PASSAGE PROVIDED =>
— start —
Anyone who knows anything about Egyptian mythology (or has bothered to even take say 5 minutes of time on wikipedia to look up anything about it) will come to the same conclusion -- the guy who made the "zeitgeist" _doesn't give a $#@! about whether what he is pushing is a total fiction_ -- he knows that as long as propaganda goes along with peoples' predisposed opinions ("proving" what they want to believe anyway) then he can sucker them into buying a host of other bull$#@! he's slinging.

*To me the film DOES serve a purpose; it is a valuable touchstone on just how gullible and ignorant someone is* -- if they "buy into" the film, like it, and push int onto other -- then it confirms that they have ZERO discernment (or intellectual honesty, OR research skills). Ergo they will fall for _anything_ (especially if it is properly "packaged up" to play on their prejudices).

----------


## dannno

> *Actually, Zeitgeist lies about nearly everything... INCLUDING pagan beliefs.*
> 
> Anyone who knows anything about Egyptian mythology (or has bothered to even take say 5 minutes of time on wikipedia to look up anything about it) will come to the same conclusion -- the guy who made the "zeitgeist" _doesn't give a $#@! about whether what he is pushing is a total fiction_ -- he knows that as long as propaganda goes along with peoples' predisposed opinions ("proving" what they want to believe anyway) then he can sucker them into buying a host of other bull$#@! he's slinging.
> 
> *To me the film DOES serve a purpose; it is a valuable touchstone on just how gullible and ignorant someone is* -- if they "buy into" the film, like it, and push int onto other -- then it confirms that they have ZERO discernment (or intellectual honesty, OR research skills). Ergo they will fall for _anything_ (especially if it is properly "packaged up" to play on their prejudices).


I don't buy this at all. You think you know everything about Egyptian mythology, and because of this you miss the entire point of the film. This stuff is thousands of years old, and you claim that there are certain truths to be known about the beliefs of people from thousands of years ago, you claim that their beliefs are static which is complete insanity, and that these ultimate truths some how clash with the film? Give me a break. Seriously.

EVERYTHING in Zeitgeist is referenced to a published work. You should at least be honest and say that they are using works that have been discredited by the mainstream Egyptian Industrial Mythology Complex and that you buy everything that the Egyptian Industrial Mythology Complex says because you are a tool. Honesty is very important.

----------


## WRellim

> I don't buy this at all. You think you know everything about Egyptian mythology, and because of this you miss the entire point of the film. This stuff is thousands of years old, and you claim that there are certain truths to be known about the beliefs of people from thousands of years ago, you claim that their beliefs are static which is complete insanity, and that these ultimate truths some how clash with the film? Give me a break. Seriously.
> 
> EVERYTHING in Zeitgeist is referenced to a published work. You should at least be honest and say that they are using works that have been discredited by the mainstream Egyptian Industrial Mythology Complex and that you buy everything that the Egyptian Industrial Mythology Complex says because you are a tool. Honesty is very important.


*Actually NOTHING in the "zeitgeist" thingee is reference to ANY published work.*

It's all pure bull$#@! from start to finish.

People buy into it because they WANT to, it "confirms" what they have "always thought was true" -- pure confirmation bias.
— end —
RECORDED INFORMATION =>
— start —
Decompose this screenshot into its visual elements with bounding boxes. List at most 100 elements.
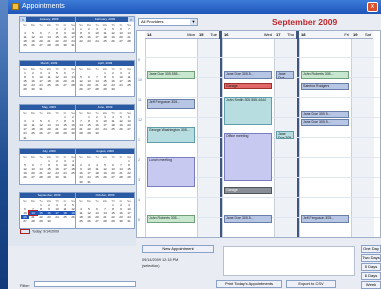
— end —
— start —
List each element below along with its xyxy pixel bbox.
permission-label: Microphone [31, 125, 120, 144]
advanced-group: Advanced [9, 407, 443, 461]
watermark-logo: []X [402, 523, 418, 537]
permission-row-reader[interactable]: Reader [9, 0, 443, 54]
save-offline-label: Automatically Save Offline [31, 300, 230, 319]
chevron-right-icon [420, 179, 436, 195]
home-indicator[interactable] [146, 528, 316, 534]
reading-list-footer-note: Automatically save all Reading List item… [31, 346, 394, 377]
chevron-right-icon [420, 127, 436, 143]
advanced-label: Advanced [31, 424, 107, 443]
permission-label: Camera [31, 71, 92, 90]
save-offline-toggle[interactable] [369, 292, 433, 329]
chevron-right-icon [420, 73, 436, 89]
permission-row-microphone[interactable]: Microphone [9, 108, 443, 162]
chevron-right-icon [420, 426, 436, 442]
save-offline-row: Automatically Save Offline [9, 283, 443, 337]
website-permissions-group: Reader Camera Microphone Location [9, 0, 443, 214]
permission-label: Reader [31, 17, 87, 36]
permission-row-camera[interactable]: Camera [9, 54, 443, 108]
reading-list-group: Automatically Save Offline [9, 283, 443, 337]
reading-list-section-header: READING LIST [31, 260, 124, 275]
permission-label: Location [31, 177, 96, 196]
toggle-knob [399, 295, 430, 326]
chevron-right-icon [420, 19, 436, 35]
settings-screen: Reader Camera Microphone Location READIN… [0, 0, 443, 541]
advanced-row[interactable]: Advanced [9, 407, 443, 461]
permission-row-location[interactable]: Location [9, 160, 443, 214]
— end —
TASK STATEMENT =>
Reproduce word for word the part of the forum thread on the Zeitgeist film that begins at the words "It's all pure" and stops after "pure confirmation bias.".

COMPLETED TASK =>
It's all pure bull$#@! from start to finish.

People buy into it because they WANT to, it "confirms" what they have "always thought was true" -- pure confirmation bias.